◆ EXERCISE DESCRIPTION
Leave out any pictures and transcribe all other data below exactly.
──────── RAW DATA
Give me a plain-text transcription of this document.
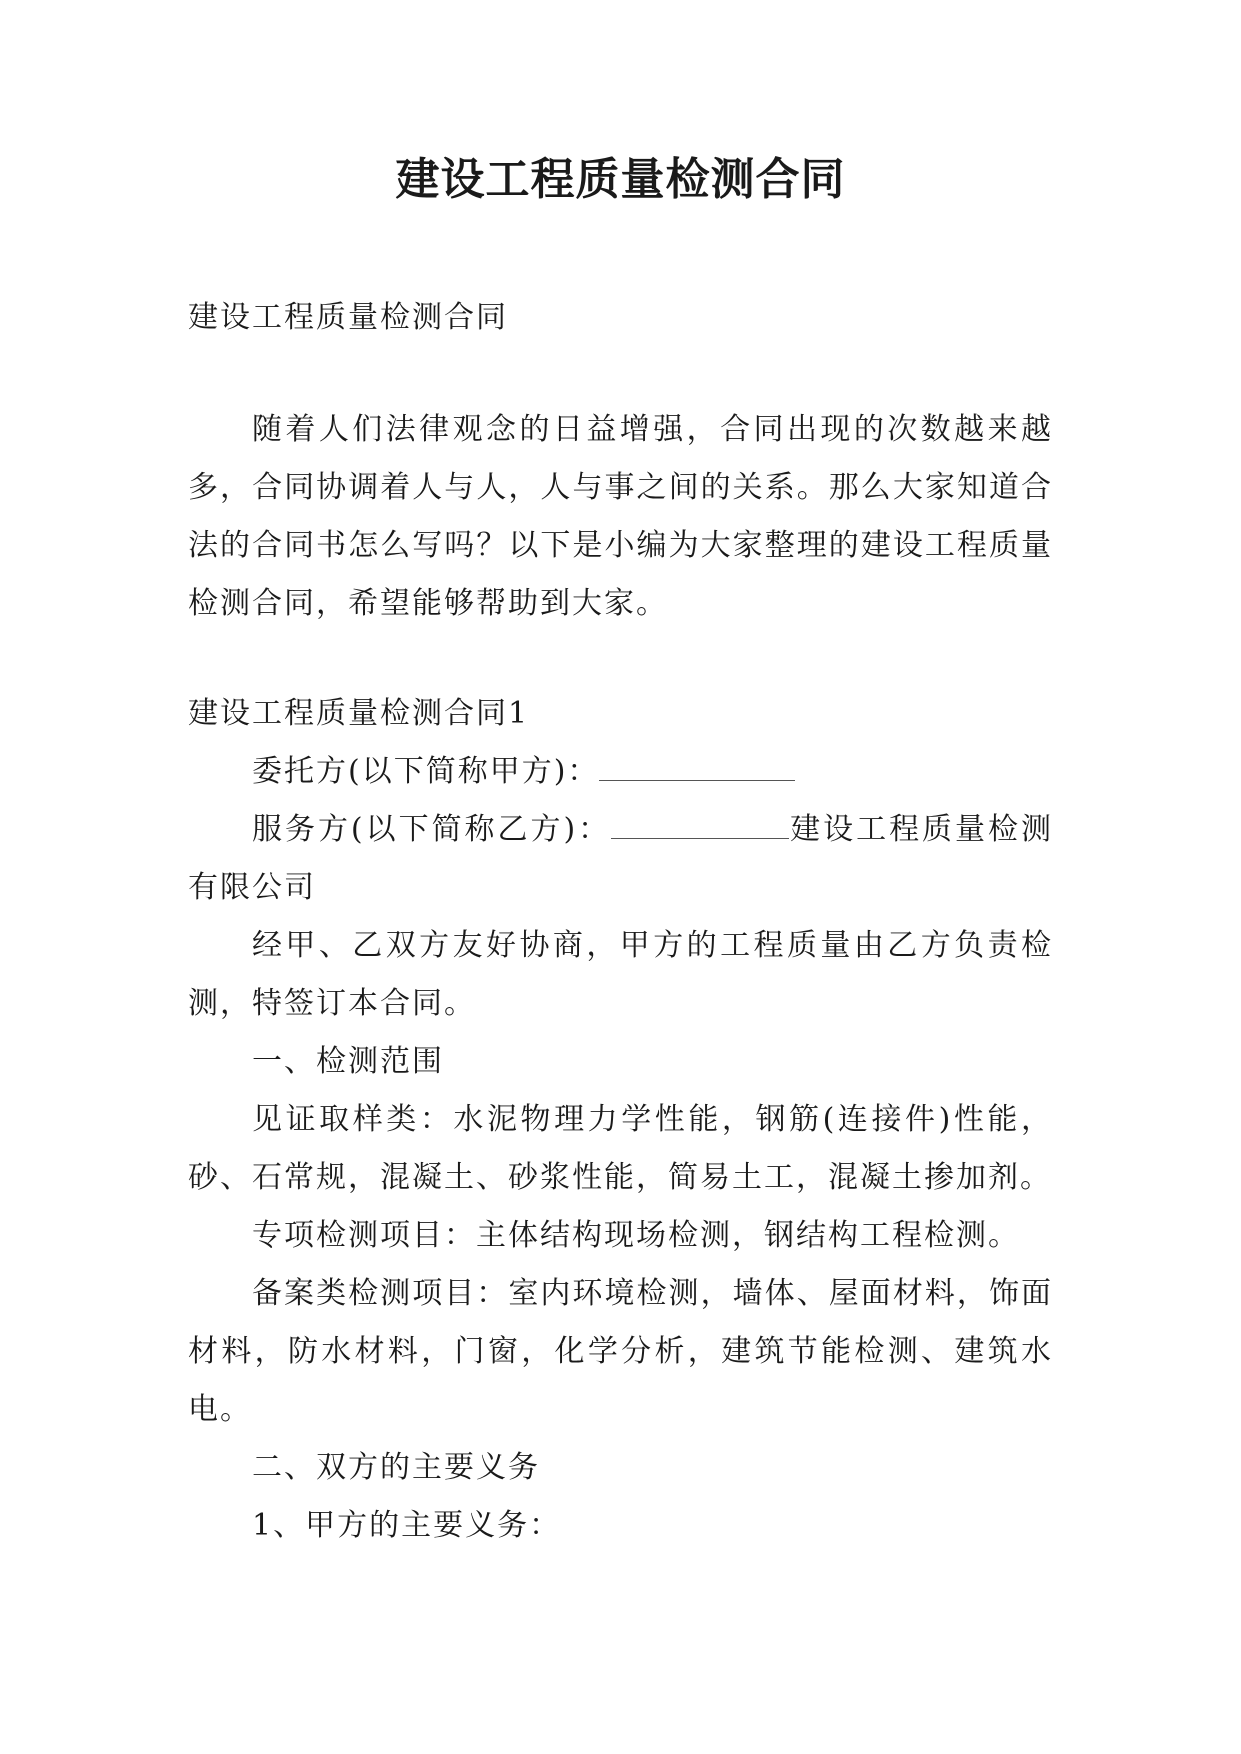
建设工程质量检测合同

建设工程质量检测合同

随着人们法律观念的日益增强，合同出现的次数越来越多，合同协调着人与人，人与事之间的关系。那么大家知道合法的合同书怎么写吗？以下是小编为大家整理的建设工程质量检测合同，希望能够帮助到大家。

建设工程质量检测合同1

委托方(以下简称甲方)：

服务方(以下简称乙方)：	建设工程质量检测有限公司

经甲、乙双方友好协商，甲方的工程质量由乙方负责检测，特签订本合同。

一、检测范围

见证取样类：水泥物理力学性能，钢筋(连接件)性能，砂、石常规，混凝土、砂浆性能，简易土工，混凝土掺加剂。

专项检测项目：主体结构现场检测，钢结构工程检测。

备案类检测项目：室内环境检测，墙体、屋面材料，饰面材料，防水材料，门窗，化学分析，建筑节能检测、建筑水电。

二、双方的主要义务

1、甲方的主要义务：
────────────────
◆ TASK RESULT
Give me a plain-text transcription of this document.
建设工程质量检测合同

建设工程质量检测合同

随着人们法律观念的日益增强，合同出现的次数越来越多，合同协调着人与人，人与事之间的关系。那么大家知道合法的合同书怎么写吗？以下是小编为大家整理的建设工程质量检测合同，希望能够帮助到大家。

建设工程质量检测合同1

委托方(以下简称甲方)：

服务方(以下简称乙方)：	建设工程质量检测有限公司

经甲、乙双方友好协商，甲方的工程质量由乙方负责检测，特签订本合同。

一、检测范围

见证取样类：水泥物理力学性能，钢筋(连接件)性能，砂、石常规，混凝土、砂浆性能，简易土工，混凝土掺加剂。

专项检测项目：主体结构现场检测，钢结构工程检测。

备案类检测项目：室内环境检测，墙体、屋面材料，饰面材料，防水材料，门窗，化学分析，建筑节能检测、建筑水电。

二、双方的主要义务

1、甲方的主要义务：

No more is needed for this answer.